** BRIEF **
Could you print all the entries exactly?

== INPUT FOR THIS TASK ==

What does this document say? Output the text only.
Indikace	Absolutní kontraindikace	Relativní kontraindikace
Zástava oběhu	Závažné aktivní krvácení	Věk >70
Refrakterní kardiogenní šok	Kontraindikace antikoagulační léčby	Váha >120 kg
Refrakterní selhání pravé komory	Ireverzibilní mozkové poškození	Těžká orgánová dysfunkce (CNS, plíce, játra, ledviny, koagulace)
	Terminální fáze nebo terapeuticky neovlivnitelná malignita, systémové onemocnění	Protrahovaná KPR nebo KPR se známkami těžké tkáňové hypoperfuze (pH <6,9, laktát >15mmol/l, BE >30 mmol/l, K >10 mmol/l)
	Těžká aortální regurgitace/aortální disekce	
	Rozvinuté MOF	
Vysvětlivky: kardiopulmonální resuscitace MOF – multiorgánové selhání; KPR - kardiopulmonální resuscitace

===

** WRITTEN REPLY **
What does this document say? Output the text only.
Indikace	Absolutní kontraindikace	Relativní kontraindikace
Zástava oběhu	Závažné aktivní krvácení	Věk >70
Refrakterní kardiogenní šok	Kontraindikace antikoagulační léčby	Váha >120 kg
Refrakterní selhání pravé komory	Ireverzibilní mozkové poškození	Těžká orgánová dysfunkce (CNS, plíce, játra, ledviny, koagulace)
	Terminální fáze nebo terapeuticky neovlivnitelná malignita, systémové onemocnění	Protrahovaná KPR nebo KPR se známkami těžké tkáňové hypoperfuze (pH <6,9, laktát >15mmol/l, BE >30 mmol/l, K >10 mmol/l)
	Těžká aortální regurgitace/aortální disekce	
	Rozvinuté MOF	
Vysvětlivky: kardiopulmonální resuscitace MOF – multiorgánové selhání; KPR - kardiopulmonální resuscitace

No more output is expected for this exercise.